PROBLEM STATEMENT: Reproduce the records below exactly as they appear.

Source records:
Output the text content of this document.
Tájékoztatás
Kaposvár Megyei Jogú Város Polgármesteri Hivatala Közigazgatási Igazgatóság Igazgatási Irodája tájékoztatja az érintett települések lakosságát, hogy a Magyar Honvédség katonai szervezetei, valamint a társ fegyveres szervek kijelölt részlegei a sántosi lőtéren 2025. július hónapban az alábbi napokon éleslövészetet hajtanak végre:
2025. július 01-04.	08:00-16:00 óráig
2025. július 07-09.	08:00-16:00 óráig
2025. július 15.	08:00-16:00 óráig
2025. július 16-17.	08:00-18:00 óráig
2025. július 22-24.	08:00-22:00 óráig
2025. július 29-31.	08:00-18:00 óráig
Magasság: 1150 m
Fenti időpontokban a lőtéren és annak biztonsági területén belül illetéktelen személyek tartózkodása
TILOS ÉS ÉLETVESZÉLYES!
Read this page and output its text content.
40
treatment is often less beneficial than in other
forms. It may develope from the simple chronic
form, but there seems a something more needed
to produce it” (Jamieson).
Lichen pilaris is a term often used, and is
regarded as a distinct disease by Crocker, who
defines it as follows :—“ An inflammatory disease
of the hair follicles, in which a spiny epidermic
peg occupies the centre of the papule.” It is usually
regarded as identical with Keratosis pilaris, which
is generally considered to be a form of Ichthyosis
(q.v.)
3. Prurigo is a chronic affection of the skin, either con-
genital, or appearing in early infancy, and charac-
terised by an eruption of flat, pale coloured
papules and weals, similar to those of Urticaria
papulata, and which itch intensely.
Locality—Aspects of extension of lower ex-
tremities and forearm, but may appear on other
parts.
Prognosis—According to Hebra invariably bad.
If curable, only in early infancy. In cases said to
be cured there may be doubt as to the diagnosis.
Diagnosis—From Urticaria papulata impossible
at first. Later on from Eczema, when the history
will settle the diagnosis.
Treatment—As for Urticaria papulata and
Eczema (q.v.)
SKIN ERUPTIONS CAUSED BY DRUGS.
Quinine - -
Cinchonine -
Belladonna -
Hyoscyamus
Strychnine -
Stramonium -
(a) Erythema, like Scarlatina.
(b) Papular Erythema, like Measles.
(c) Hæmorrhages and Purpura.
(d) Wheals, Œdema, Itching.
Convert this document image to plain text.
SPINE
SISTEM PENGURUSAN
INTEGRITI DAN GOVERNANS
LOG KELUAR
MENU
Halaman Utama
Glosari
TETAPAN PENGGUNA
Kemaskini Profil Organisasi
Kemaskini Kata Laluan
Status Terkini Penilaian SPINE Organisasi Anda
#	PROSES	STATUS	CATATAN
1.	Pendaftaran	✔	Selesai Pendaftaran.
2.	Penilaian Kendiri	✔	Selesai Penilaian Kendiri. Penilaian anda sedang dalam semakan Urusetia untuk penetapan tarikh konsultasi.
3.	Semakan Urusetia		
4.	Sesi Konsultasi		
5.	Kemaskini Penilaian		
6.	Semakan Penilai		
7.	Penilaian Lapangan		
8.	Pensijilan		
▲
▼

SOLUTION TO THIS PROBLEM:
Output the text content of this document.
Tájékoztatás
Kaposvár Megyei Jogú Város Polgármesteri Hivatala Közigazgatási Igazgatóság Igazgatási Irodája tájékoztatja az érintett települések lakosságát, hogy a Magyar Honvédség katonai szervezetei, valamint a társ fegyveres szervek kijelölt részlegei a sántosi lőtéren 2025. július hónapban az alábbi napokon éleslövészetet hajtanak végre:
2025. július 01-04.	08:00-16:00 óráig
2025. július 07-09.	08:00-16:00 óráig
2025. július 15.	08:00-16:00 óráig
2025. július 16-17.	08:00-18:00 óráig
2025. július 22-24.	08:00-22:00 óráig
2025. július 29-31.	08:00-18:00 óráig
Magasság: 1150 m
Fenti időpontokban a lőtéren és annak biztonsági területén belül illetéktelen személyek tartózkodása
TILOS ÉS ÉLETVESZÉLYES!
Read this page and output its text content.
40
treatment is often less beneficial than in other
forms. It may develope from the simple chronic
form, but there seems a something more needed
to produce it” (Jamieson).
Lichen pilaris is a term often used, and is
regarded as a distinct disease by Crocker, who
defines it as follows :—“ An inflammatory disease
of the hair follicles, in which a spiny epidermic
peg occupies the centre of the papule.” It is usually
regarded as identical with Keratosis pilaris, which
is generally considered to be a form of Ichthyosis
(q.v.)
3. Prurigo is a chronic affection of the skin, either con-
genital, or appearing in early infancy, and charac-
terised by an eruption of flat, pale coloured
papules and weals, similar to those of Urticaria
papulata, and which itch intensely.
Locality—Aspects of extension of lower ex-
tremities and forearm, but may appear on other
parts.
Prognosis—According to Hebra invariably bad.
If curable, only in early infancy. In cases said to
be cured there may be doubt as to the diagnosis.
Diagnosis—From Urticaria papulata impossible
at first. Later on from Eczema, when the history
will settle the diagnosis.
Treatment—As for Urticaria papulata and
Eczema (q.v.)
SKIN ERUPTIONS CAUSED BY DRUGS.
Quinine - -
Cinchonine -
Belladonna -
Hyoscyamus
Strychnine -
Stramonium -
(a) Erythema, like Scarlatina.
(b) Papular Erythema, like Measles.
(c) Hæmorrhages and Purpura.
(d) Wheals, Œdema, Itching.
Convert this document image to plain text.
SPINE
SISTEM PENGURUSAN
INTEGRITI DAN GOVERNANS
LOG KELUAR
MENU
Halaman Utama
Glosari
TETAPAN PENGGUNA
Kemaskini Profil Organisasi
Kemaskini Kata Laluan
Status Terkini Penilaian SPINE Organisasi Anda
#	PROSES	STATUS	CATATAN
1.	Pendaftaran	✔	Selesai Pendaftaran.
2.	Penilaian Kendiri	✔	Selesai Penilaian Kendiri. Penilaian anda sedang dalam semakan Urusetia untuk penetapan tarikh konsultasi.
3.	Semakan Urusetia		
4.	Sesi Konsultasi		
5.	Kemaskini Penilaian		
6.	Semakan Penilai		
7.	Penilaian Lapangan		
8.	Pensijilan		
▲
▼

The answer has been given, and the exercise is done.